------ Reading passage
Tidy up plants: Spring is the best time to groom your plants and get them ready for the year to come. Below we’ve outlined our recommended tips plants.


Shrubs

Cut dead branches: Remove all dead branching and dead leaves in order to encourage new growth.

Properly thin plants: Cut the thicker branches of the shrubs by cutting them at the base. This will allow light into the core of the plant which prevents die back at the base. Cutting the thicker branches also rejuvenates the plants by encouraging the smaller branches to grow and have young growth. Feel free to cut away up to half of the branching.

above: One of our employee’s cleaned up beds with Juddi Viburnums and Daylilies. (Viburnums thrive if they get thinned and pruned in the spring)

Prune:* We recommend cutting back a third of the plant and leaving two thirds. This will improve the plant’s shape, foster new blooms, and tidy up your bed. However, not all plants need pruning, and you need to make sure you don’t cut back plants who bloom on old wood (shrubs that begin creating their buds for the next year after they finish blooming in the current year) like some hydrangea varieties. *Here is a guide on how to avoid pruning the wrong shrubs.


Perennials

Remove dead leaves: Take off any dead leaves to encourage new growth on your perennials.
------------
# Set of tasks
**A.** Please answer these questions about the spring plant care guide, marking each answer to match:
(i) What fraction of a plant does the guide recommend cutting back when pruning?
(ii) Up to how much of the branching may be cut away when thinning shrubs?
(iii) Why should dead leaves be taken off perennials?
**B.** Rewrite the stretch of the spring plant care guide from "Tidy up plants: Spring" through "in the spring)", changing "branches" to "stems".
**C.** Summarize the spring plant care guide in two sentences.
The material after this point was drawn from an unrelated source.
------ Stored rows
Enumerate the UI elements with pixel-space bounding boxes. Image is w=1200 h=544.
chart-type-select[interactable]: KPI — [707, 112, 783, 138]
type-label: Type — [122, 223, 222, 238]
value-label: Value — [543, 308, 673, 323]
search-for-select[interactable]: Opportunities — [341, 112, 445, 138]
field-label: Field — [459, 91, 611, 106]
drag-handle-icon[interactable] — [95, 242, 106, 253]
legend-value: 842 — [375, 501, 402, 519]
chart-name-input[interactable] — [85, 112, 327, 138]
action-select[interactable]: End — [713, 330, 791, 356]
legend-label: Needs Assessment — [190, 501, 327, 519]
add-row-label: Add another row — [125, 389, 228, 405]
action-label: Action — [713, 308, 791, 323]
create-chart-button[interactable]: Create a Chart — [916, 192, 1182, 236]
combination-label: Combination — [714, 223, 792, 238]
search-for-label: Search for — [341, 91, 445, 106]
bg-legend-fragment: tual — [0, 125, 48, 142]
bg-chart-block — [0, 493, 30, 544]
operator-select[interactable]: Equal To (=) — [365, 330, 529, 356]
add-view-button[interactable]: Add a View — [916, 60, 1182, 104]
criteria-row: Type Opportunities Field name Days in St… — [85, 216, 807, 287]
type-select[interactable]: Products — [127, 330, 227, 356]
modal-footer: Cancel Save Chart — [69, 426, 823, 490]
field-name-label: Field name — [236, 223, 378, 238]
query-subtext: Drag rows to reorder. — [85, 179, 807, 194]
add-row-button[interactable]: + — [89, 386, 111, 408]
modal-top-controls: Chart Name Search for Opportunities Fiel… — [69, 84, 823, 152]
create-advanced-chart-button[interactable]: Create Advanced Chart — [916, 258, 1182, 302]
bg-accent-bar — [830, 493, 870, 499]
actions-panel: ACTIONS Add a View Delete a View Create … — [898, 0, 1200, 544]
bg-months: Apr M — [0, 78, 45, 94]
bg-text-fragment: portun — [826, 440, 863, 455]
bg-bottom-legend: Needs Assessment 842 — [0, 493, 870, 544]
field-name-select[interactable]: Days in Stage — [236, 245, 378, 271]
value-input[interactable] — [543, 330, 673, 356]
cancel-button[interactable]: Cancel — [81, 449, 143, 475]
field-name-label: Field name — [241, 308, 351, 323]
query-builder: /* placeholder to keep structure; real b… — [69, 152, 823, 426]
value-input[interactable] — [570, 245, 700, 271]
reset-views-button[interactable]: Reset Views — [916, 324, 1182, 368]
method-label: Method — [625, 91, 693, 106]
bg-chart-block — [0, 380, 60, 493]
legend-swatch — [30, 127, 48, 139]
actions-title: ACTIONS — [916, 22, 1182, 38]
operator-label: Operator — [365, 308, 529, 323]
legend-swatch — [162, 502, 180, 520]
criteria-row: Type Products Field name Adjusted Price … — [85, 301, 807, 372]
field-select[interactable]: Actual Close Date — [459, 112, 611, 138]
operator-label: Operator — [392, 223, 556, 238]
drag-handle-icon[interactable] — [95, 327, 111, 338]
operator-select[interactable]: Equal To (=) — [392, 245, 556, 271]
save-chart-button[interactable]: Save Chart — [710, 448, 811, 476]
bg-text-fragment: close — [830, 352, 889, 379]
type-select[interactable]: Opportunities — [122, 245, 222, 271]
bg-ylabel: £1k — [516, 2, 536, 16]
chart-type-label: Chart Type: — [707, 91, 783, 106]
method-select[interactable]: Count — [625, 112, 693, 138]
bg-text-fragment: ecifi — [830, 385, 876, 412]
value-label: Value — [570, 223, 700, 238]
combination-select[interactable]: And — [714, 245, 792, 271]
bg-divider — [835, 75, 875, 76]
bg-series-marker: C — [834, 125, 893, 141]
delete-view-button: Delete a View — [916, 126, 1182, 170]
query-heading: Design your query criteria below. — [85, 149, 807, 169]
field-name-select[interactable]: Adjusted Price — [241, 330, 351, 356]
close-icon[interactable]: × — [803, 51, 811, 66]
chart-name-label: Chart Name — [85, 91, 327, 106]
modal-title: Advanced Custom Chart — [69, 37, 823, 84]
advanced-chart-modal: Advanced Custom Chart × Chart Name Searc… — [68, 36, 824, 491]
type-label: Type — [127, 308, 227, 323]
------------
# Answers to the exercises
**A.**
(i) A third of the plant, leaving two thirds.
(ii) Up to half of the branching.
(iii) To encourage new growth.

**B.**
Tidy up plants: Spring is the best time to groom your plants and get them ready for the year to come. Below we’ve outlined our recommended tips plants.


Shrubs

Cut dead stems: Remove all dead branching and dead leaves in order to encourage new growth.

Properly thin plants: Cut the thicker stems of the shrubs by cutting them at the base. This will allow light into the core of the plant which prevents die back at the base. Cutting the thicker stems also rejuvenates the plants by encouraging the smaller stems to grow and have young growth. Feel free to cut away up to half of the branching.

above: One of our employee’s cleaned up beds with Juddi Viburnums and Daylilies. (Viburnums thrive if they get thinned and pruned in the spring)

**C.** Spring is the best time to groom plants, and for shrubs that means removing dead branches and leaves, thinning the thicker branches at the base, and cutting back about a third of the plant. Not all shrubs need pruning, especially those that bloom on old wood like some hydrangea varieties, while perennials should have dead leaves taken off to encourage new growth.